• [Given instruction]
Copy out each line of the entries below that contains the string "labels", treating uppercase and lowercase letters as different.

+===+

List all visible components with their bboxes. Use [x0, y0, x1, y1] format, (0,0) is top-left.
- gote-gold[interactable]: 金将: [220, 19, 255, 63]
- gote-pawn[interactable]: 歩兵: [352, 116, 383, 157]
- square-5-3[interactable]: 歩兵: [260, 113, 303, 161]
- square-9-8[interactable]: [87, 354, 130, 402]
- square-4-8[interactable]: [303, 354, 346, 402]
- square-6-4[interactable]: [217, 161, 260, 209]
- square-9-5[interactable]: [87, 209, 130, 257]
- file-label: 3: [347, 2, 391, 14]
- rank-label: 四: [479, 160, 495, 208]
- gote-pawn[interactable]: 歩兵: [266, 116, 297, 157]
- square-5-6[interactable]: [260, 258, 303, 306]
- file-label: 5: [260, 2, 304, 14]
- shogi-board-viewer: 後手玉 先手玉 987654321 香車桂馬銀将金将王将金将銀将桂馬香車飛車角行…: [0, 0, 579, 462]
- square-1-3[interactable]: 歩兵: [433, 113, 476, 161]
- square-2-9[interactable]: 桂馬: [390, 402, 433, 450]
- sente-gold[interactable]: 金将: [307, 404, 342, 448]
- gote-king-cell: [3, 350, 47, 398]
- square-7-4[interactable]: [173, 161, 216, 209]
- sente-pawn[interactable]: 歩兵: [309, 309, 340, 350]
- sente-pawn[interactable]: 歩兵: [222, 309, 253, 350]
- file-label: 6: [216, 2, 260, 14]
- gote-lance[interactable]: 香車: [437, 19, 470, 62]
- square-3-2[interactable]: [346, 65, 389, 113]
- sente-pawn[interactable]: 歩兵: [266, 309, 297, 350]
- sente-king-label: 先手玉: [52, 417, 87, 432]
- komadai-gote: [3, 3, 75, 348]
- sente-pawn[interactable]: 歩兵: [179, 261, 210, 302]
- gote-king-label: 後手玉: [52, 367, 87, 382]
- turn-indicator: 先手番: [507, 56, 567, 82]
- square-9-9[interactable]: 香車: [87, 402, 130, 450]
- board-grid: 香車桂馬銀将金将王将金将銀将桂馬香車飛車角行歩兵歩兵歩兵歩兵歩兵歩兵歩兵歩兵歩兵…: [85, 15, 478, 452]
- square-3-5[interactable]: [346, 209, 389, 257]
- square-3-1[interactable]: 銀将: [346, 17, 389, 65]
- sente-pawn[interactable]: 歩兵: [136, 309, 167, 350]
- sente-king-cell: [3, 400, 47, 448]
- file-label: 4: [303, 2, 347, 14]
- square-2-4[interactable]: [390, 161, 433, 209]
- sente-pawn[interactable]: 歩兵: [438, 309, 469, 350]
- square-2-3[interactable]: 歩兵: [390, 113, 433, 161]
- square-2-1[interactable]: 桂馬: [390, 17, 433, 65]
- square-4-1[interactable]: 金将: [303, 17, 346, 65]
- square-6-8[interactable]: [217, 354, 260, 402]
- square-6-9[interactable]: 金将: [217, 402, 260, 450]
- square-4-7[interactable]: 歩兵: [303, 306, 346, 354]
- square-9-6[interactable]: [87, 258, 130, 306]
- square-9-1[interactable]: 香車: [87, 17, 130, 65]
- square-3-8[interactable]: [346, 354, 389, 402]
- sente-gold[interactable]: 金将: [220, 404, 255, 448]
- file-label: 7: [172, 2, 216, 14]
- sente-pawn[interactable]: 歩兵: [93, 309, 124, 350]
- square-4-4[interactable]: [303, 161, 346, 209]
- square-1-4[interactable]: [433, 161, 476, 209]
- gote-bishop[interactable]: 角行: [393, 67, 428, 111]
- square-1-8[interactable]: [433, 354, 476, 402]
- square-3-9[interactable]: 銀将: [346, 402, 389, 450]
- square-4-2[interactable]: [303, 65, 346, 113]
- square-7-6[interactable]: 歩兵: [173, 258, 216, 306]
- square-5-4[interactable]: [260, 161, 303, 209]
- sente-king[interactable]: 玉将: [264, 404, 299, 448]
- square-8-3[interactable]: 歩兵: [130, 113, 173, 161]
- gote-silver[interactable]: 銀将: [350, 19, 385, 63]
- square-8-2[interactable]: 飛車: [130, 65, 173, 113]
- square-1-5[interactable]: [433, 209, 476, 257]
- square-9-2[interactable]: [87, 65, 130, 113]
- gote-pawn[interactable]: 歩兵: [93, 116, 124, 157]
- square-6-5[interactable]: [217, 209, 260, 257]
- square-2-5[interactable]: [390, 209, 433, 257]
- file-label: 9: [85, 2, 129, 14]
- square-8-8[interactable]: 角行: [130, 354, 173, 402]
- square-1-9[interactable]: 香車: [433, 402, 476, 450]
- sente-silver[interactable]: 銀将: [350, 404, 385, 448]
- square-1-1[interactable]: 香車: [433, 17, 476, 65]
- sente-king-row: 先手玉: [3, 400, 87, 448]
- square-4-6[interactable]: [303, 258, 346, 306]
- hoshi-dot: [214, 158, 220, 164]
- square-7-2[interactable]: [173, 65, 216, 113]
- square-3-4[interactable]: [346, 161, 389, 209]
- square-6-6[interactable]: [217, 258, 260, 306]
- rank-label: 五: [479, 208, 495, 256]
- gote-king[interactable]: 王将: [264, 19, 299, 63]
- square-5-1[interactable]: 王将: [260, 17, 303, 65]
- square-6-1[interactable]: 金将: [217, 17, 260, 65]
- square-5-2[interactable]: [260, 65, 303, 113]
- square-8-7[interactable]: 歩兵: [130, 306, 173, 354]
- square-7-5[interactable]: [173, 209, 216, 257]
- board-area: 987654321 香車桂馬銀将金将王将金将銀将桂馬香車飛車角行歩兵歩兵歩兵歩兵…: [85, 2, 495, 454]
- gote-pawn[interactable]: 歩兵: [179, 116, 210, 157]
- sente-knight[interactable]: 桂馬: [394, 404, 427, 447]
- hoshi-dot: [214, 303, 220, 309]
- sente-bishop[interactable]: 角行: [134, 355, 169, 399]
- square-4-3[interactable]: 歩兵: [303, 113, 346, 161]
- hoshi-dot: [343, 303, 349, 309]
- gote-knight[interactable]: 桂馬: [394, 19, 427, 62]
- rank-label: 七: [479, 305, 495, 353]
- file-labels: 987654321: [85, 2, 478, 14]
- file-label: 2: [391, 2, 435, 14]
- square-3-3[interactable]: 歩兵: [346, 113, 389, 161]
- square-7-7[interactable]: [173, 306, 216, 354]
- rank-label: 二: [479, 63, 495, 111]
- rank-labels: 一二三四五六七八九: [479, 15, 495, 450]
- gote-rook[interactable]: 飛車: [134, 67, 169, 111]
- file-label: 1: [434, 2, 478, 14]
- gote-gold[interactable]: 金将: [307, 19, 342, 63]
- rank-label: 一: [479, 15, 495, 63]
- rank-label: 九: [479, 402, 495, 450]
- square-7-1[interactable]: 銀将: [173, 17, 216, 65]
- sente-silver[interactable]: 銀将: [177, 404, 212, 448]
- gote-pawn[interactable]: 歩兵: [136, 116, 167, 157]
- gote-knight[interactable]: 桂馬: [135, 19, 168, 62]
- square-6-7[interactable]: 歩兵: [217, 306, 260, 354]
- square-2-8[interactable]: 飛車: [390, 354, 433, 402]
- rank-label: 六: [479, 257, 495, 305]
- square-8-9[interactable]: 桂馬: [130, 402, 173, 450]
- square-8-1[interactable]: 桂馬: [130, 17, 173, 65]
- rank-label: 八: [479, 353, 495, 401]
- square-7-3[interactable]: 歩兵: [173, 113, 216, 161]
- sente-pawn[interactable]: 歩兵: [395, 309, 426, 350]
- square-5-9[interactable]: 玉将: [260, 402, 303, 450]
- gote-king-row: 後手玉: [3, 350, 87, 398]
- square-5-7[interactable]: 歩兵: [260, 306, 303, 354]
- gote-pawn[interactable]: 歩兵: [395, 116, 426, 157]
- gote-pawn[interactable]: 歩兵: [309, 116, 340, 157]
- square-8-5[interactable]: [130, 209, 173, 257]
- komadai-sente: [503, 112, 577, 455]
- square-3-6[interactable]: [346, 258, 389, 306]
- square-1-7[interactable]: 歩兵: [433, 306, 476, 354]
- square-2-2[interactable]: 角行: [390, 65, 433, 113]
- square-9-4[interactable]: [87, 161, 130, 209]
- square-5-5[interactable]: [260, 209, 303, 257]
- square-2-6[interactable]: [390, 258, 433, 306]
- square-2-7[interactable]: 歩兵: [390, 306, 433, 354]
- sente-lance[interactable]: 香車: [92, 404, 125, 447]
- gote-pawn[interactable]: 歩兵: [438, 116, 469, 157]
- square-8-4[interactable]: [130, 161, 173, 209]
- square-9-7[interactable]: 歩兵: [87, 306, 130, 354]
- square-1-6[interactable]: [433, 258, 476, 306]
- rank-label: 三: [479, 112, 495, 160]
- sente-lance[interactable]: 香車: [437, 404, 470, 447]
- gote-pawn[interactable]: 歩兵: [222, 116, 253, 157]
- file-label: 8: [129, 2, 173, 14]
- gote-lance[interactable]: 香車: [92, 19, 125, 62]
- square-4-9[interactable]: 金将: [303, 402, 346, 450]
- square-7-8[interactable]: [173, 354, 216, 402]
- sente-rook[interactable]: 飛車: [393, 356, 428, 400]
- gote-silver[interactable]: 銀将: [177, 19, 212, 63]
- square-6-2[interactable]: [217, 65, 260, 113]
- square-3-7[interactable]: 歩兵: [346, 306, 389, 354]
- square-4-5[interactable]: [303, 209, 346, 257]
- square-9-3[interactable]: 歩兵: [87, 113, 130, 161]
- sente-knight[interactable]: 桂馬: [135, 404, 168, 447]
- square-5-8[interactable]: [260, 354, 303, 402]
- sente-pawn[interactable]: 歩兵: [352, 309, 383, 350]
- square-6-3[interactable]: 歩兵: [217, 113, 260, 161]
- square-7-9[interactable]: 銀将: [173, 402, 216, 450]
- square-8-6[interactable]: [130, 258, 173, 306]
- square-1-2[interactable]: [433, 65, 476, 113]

+===+

• [Result of this task]
- file-labels: 987654321: [85, 2, 478, 14]
- rank-labels: 一二三四五六七八九: [479, 15, 495, 450]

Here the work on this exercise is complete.